Task to carry out: Output the lines that follow exactly as they are.

Provided entries:

======

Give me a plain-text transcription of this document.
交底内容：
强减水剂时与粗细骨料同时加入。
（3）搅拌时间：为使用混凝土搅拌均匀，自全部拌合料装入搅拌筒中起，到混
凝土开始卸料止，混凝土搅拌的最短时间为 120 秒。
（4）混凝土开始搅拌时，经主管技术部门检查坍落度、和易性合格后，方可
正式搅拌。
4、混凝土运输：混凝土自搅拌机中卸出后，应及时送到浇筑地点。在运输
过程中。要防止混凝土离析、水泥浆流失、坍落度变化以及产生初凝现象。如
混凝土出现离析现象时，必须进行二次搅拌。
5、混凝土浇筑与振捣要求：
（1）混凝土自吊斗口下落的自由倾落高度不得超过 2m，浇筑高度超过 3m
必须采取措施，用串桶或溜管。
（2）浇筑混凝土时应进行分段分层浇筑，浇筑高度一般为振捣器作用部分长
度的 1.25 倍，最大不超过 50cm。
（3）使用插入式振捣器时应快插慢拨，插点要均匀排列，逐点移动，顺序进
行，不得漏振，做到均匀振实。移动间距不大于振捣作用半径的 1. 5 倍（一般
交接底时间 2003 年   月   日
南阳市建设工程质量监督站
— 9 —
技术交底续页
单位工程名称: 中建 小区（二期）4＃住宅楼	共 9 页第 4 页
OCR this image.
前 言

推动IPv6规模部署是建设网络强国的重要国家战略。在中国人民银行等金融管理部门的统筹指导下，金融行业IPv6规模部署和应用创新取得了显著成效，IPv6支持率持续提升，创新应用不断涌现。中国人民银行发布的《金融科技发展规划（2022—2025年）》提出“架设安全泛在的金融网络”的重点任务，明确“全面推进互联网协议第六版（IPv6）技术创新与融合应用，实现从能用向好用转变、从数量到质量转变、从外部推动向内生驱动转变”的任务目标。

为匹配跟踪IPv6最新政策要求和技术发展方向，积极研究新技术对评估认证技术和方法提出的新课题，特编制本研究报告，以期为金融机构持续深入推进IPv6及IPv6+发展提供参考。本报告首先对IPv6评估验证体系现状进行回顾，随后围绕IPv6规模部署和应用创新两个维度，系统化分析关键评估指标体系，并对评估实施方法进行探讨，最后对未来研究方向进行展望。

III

======

Output for this exercise:
Give me a plain-text transcription of this document.
交底内容：
强减水剂时与粗细骨料同时加入。
（3）搅拌时间：为使用混凝土搅拌均匀，自全部拌合料装入搅拌筒中起，到混
凝土开始卸料止，混凝土搅拌的最短时间为 120 秒。
（4）混凝土开始搅拌时，经主管技术部门检查坍落度、和易性合格后，方可
正式搅拌。
4、混凝土运输：混凝土自搅拌机中卸出后，应及时送到浇筑地点。在运输
过程中。要防止混凝土离析、水泥浆流失、坍落度变化以及产生初凝现象。如
混凝土出现离析现象时，必须进行二次搅拌。
5、混凝土浇筑与振捣要求：
（1）混凝土自吊斗口下落的自由倾落高度不得超过 2m，浇筑高度超过 3m
必须采取措施，用串桶或溜管。
（2）浇筑混凝土时应进行分段分层浇筑，浇筑高度一般为振捣器作用部分长
度的 1.25 倍，最大不超过 50cm。
（3）使用插入式振捣器时应快插慢拨，插点要均匀排列，逐点移动，顺序进
行，不得漏振，做到均匀振实。移动间距不大于振捣作用半径的 1. 5 倍（一般
交接底时间 2003 年   月   日
南阳市建设工程质量监督站
— 9 —
技术交底续页
单位工程名称: 中建 小区（二期）4＃住宅楼	共 9 页第 4 页
OCR this image.
前 言

推动IPv6规模部署是建设网络强国的重要国家战略。在中国人民银行等金融管理部门的统筹指导下，金融行业IPv6规模部署和应用创新取得了显著成效，IPv6支持率持续提升，创新应用不断涌现。中国人民银行发布的《金融科技发展规划（2022—2025年）》提出“架设安全泛在的金融网络”的重点任务，明确“全面推进互联网协议第六版（IPv6）技术创新与融合应用，实现从能用向好用转变、从数量到质量转变、从外部推动向内生驱动转变”的任务目标。

为匹配跟踪IPv6最新政策要求和技术发展方向，积极研究新技术对评估认证技术和方法提出的新课题，特编制本研究报告，以期为金融机构持续深入推进IPv6及IPv6+发展提供参考。本报告首先对IPv6评估验证体系现状进行回顾，随后围绕IPv6规模部署和应用创新两个维度，系统化分析关键评估指标体系，并对评估实施方法进行探讨，最后对未来研究方向进行展望。

III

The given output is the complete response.